Given instruction:
Whenever a line below holds the word "детей", copy that line.

--- BEGIN Excerpted records ---

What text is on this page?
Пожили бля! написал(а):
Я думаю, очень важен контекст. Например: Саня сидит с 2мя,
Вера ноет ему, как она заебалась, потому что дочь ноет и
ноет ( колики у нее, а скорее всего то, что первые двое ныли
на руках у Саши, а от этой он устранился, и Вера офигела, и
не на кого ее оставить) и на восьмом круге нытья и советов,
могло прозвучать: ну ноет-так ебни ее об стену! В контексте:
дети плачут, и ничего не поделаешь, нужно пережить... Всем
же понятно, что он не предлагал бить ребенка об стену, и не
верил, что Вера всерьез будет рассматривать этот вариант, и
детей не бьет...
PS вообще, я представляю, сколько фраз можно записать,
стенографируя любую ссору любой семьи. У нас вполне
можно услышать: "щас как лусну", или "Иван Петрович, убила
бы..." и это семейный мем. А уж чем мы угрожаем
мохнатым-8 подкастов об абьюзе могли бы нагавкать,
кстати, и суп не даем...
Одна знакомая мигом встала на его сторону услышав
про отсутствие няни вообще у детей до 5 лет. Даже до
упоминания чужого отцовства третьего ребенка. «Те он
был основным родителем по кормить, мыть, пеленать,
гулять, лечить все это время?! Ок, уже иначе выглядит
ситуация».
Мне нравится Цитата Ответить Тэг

--- END Excerpted records ---

The reply:
детей не бьет...
про отсутствие няни вообще у детей до 5 лет. Даже до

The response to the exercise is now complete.